■ Given request
State only the count of lines in the listing below that hold "Inner".
+++
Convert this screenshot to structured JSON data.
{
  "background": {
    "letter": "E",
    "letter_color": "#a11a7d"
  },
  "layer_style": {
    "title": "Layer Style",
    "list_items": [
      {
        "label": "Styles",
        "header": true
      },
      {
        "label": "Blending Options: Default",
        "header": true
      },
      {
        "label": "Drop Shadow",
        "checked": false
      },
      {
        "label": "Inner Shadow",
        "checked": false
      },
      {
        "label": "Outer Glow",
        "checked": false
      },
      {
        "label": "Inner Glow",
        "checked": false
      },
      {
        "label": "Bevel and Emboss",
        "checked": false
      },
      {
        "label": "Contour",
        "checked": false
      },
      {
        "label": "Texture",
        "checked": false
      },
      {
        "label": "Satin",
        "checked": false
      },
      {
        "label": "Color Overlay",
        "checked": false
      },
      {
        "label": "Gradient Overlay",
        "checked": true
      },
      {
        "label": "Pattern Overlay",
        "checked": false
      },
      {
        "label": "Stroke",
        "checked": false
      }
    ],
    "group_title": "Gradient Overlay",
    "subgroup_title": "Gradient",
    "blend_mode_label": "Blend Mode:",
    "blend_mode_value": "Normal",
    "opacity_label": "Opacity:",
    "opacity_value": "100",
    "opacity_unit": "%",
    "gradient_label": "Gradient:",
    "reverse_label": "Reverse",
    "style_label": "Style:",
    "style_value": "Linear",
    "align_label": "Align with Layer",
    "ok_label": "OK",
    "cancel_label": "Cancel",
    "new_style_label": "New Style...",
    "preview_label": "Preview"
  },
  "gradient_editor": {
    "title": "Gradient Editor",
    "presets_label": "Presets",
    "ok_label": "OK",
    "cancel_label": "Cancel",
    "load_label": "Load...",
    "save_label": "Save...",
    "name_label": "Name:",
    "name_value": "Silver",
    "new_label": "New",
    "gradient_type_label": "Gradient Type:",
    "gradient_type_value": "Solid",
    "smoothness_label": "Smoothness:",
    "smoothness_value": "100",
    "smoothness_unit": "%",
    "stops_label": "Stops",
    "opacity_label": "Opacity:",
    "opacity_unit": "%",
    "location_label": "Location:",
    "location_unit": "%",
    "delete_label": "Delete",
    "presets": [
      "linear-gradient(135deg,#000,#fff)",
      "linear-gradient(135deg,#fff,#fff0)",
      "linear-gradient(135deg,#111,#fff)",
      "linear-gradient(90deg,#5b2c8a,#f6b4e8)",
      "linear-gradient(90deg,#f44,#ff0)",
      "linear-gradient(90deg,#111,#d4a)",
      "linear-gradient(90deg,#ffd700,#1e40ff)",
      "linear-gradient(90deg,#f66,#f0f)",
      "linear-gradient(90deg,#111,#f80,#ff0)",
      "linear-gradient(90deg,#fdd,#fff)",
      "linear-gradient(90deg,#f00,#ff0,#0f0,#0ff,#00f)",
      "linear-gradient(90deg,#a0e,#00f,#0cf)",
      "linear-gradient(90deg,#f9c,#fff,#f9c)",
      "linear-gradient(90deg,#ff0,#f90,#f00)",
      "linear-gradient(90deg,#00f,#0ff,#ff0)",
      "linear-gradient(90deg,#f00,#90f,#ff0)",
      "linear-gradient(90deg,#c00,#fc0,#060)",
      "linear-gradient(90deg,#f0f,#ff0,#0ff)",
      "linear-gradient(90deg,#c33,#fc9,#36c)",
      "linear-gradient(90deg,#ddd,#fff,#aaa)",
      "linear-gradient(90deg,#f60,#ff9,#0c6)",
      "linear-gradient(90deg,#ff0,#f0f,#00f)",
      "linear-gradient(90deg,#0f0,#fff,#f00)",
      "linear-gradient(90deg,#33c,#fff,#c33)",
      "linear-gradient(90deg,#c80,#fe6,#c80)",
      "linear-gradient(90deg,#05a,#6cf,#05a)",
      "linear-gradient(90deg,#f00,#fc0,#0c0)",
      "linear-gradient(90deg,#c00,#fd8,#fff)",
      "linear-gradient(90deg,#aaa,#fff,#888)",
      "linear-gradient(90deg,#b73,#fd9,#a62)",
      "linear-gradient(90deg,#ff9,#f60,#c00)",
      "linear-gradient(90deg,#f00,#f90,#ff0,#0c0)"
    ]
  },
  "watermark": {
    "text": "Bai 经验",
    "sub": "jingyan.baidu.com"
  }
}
+++
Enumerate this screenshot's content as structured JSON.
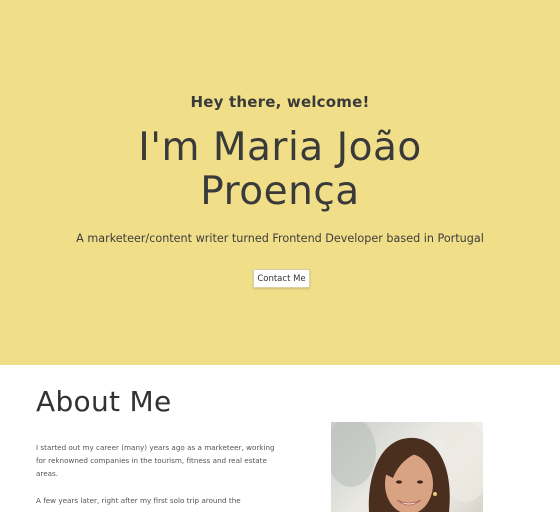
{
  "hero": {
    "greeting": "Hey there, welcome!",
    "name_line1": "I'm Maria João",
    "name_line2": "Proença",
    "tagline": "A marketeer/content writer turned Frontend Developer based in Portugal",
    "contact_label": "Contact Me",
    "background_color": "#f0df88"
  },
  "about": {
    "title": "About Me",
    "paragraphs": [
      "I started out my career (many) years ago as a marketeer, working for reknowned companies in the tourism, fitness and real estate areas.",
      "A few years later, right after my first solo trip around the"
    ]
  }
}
+++
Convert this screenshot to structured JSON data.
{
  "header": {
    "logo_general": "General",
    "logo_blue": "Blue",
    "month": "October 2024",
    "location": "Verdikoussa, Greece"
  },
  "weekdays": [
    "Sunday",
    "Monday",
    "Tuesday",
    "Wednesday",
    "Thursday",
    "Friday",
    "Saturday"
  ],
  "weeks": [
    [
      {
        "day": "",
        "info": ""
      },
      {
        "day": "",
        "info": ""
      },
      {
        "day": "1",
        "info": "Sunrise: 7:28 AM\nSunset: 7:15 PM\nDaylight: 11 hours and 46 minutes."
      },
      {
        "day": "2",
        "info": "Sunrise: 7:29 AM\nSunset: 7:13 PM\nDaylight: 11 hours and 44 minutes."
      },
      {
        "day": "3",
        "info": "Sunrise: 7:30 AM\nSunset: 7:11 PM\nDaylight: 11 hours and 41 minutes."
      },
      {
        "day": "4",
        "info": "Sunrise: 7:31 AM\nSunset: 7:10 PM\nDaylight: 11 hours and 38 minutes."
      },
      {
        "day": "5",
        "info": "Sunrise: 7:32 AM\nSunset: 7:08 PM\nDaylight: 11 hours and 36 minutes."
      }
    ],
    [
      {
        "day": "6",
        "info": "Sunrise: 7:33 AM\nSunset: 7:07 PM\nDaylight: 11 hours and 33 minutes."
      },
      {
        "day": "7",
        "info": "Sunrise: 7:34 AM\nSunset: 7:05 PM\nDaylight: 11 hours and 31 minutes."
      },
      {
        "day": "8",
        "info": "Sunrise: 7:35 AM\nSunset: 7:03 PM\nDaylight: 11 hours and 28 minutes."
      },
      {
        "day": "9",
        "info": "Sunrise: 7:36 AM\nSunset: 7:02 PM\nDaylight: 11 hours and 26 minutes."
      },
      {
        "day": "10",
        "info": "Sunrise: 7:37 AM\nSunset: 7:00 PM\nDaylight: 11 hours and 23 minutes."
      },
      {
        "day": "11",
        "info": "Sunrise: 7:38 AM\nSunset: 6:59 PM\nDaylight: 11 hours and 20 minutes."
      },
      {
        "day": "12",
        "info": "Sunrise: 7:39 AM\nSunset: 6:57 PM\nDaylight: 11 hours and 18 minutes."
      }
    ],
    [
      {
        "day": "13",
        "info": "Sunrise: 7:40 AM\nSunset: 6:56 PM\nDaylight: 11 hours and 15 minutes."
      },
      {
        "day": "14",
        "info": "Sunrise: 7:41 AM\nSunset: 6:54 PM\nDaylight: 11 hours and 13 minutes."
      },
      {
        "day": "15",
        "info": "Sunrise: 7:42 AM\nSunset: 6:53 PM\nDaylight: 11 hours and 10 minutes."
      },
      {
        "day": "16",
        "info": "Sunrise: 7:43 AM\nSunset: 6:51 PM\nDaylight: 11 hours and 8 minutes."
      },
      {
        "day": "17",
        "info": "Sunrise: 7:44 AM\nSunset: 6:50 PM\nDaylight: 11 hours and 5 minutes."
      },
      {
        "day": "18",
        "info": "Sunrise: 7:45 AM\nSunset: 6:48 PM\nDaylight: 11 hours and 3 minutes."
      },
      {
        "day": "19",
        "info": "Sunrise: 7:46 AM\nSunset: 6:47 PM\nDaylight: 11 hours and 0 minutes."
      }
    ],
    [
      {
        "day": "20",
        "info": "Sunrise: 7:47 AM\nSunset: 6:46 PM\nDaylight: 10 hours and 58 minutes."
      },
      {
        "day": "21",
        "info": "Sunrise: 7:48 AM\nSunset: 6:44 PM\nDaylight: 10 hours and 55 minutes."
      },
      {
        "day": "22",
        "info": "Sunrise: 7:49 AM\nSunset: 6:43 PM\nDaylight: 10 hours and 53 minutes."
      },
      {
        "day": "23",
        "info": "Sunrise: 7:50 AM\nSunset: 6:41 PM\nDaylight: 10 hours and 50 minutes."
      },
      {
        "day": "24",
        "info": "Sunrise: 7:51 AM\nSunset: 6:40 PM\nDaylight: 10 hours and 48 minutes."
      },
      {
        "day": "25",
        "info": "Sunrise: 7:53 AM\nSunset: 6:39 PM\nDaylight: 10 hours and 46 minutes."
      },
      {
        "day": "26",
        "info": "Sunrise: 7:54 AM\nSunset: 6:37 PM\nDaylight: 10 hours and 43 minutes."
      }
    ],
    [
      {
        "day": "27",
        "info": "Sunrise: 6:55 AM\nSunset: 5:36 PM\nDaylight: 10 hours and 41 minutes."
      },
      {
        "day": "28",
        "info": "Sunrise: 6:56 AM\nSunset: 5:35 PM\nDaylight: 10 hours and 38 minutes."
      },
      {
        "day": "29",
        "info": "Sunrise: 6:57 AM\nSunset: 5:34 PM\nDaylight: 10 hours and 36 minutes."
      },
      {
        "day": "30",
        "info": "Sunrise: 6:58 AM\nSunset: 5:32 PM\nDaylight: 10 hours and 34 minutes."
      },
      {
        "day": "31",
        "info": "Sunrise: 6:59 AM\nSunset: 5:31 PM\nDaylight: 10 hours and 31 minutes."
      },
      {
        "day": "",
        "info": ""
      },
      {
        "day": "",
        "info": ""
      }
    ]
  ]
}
+++
■ Worked answer
2